Stored dataset items
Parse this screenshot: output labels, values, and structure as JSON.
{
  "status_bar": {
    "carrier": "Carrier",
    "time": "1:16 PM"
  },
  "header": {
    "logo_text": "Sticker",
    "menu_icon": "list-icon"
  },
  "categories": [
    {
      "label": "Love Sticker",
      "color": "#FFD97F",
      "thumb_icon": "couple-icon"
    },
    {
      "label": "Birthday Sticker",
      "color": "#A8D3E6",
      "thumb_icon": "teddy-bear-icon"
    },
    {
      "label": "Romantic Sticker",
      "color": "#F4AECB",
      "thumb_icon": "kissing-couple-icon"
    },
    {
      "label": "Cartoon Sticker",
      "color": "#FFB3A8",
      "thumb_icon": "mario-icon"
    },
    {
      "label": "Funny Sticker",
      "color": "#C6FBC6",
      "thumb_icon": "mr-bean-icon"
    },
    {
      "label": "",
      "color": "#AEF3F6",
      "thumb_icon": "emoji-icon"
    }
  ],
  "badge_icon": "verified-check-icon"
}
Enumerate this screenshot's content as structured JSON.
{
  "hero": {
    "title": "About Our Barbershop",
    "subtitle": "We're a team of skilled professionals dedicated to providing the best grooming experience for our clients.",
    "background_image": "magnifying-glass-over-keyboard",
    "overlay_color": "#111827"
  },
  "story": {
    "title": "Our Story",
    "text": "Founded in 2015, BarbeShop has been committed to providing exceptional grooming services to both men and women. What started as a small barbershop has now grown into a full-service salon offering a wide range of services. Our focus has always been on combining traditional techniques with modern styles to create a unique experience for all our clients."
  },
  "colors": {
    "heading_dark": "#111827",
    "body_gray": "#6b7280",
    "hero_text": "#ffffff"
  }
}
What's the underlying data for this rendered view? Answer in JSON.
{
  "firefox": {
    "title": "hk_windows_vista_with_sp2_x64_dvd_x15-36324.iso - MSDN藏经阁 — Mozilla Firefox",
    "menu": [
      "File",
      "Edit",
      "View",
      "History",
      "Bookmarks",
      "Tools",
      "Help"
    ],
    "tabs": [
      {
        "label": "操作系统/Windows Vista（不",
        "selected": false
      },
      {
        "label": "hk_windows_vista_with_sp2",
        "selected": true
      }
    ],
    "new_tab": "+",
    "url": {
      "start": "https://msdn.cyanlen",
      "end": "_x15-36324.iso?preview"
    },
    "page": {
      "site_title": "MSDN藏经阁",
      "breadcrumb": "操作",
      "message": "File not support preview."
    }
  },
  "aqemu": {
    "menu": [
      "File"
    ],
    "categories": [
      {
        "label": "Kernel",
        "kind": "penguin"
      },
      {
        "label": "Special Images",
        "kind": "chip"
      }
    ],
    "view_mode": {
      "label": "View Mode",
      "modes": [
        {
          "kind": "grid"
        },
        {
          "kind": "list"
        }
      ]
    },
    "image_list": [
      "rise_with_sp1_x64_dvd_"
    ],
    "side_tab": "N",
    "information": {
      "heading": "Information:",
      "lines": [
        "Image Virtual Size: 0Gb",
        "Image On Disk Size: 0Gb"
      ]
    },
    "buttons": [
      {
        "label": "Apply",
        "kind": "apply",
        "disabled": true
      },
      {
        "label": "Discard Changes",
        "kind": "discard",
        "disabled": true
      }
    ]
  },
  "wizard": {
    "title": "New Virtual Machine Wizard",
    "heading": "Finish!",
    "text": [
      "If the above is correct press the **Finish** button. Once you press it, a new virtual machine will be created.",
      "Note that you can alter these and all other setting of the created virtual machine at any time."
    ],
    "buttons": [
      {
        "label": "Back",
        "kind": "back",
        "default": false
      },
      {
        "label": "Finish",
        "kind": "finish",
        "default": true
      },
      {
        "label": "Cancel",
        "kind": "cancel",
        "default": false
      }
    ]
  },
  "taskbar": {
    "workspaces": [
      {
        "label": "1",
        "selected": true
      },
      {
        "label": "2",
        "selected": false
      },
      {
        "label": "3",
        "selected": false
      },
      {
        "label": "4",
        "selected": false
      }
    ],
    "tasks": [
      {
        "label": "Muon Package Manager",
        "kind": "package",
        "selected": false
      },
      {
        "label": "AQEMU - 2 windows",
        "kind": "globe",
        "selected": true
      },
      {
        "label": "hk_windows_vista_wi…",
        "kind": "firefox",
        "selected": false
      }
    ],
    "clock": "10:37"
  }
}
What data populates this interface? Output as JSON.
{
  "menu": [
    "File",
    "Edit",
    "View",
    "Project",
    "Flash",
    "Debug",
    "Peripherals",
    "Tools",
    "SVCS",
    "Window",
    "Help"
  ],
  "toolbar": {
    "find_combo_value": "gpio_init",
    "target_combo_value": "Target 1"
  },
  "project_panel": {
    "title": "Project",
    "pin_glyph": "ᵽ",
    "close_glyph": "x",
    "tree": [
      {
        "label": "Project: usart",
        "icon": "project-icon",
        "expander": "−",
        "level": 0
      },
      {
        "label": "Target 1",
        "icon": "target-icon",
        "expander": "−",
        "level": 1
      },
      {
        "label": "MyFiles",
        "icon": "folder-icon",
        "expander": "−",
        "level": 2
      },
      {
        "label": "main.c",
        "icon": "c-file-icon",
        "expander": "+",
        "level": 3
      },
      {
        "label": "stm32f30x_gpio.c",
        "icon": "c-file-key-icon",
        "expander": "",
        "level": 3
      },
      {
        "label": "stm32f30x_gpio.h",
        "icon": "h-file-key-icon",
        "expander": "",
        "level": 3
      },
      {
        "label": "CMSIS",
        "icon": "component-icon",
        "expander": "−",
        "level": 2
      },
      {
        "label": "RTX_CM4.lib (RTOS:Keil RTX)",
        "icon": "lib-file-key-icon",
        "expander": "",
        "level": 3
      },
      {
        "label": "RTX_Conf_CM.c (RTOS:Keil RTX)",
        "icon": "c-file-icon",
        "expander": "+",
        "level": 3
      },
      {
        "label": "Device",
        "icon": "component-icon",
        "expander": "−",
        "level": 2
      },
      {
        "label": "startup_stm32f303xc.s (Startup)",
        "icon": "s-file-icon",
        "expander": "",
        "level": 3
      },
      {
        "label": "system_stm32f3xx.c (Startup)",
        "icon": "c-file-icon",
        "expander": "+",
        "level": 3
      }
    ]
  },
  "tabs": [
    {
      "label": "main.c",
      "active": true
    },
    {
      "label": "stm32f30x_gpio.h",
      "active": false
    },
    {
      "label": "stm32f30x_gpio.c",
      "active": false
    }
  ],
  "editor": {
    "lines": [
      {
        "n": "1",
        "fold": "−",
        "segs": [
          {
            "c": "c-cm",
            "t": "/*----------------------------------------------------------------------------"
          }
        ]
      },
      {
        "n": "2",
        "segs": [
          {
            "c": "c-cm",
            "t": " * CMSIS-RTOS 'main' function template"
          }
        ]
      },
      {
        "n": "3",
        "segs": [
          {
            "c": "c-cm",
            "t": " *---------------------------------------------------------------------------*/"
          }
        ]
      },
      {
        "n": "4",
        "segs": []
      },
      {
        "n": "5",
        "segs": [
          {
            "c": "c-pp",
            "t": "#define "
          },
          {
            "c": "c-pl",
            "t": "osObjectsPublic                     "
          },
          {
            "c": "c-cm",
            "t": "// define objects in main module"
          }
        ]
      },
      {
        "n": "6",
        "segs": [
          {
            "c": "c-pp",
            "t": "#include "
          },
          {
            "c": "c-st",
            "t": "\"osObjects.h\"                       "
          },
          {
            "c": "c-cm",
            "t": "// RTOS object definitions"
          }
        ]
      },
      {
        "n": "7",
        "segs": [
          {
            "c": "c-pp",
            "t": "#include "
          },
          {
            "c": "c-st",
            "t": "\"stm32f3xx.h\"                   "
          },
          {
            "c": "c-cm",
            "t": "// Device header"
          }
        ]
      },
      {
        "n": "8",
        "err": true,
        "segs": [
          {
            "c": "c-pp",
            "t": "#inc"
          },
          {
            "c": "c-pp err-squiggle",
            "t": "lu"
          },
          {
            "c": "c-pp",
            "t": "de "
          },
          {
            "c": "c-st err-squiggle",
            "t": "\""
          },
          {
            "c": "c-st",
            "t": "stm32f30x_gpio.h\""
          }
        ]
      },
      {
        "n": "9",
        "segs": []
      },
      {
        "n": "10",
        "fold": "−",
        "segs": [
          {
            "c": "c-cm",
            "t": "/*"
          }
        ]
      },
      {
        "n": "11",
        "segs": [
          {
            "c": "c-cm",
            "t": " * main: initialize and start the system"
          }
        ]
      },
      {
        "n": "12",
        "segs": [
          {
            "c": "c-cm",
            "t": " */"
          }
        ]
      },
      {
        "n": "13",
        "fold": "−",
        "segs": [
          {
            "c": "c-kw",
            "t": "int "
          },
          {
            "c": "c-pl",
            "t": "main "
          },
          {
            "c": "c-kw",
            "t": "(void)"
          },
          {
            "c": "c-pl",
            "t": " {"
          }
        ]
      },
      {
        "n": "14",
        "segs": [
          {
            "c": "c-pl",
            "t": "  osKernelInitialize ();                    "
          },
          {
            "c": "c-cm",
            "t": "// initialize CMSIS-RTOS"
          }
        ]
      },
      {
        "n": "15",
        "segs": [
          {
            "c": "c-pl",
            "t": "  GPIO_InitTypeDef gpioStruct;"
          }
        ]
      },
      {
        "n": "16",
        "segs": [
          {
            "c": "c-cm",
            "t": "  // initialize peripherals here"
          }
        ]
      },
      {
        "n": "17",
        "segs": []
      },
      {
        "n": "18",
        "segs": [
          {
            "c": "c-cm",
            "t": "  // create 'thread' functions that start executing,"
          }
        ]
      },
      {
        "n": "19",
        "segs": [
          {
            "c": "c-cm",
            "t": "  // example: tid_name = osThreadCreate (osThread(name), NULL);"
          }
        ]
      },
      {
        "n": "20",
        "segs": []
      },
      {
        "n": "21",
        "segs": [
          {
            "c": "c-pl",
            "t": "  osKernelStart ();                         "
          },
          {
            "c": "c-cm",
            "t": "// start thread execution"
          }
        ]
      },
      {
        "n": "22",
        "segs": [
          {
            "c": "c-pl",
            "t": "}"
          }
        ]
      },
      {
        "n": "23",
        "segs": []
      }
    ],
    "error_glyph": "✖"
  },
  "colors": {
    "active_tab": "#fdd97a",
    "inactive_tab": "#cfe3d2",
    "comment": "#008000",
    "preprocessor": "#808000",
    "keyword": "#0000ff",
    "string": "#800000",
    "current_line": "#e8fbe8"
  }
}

The exercise → Show all lines from the records above where the word "clients" occurs.

Response →
    "subtitle": "We're a team of skilled professionals dedicated to providing the best grooming experience for our clients.",
    "text": "Founded in 2015, BarbeShop has been committed to providing exceptional grooming services to both men and women. What started as a small barbershop has now grown into a full-service salon offering a wide range of services. Our focus has always been on combining traditional techniques with modern styles to create a unique experience for all our clients."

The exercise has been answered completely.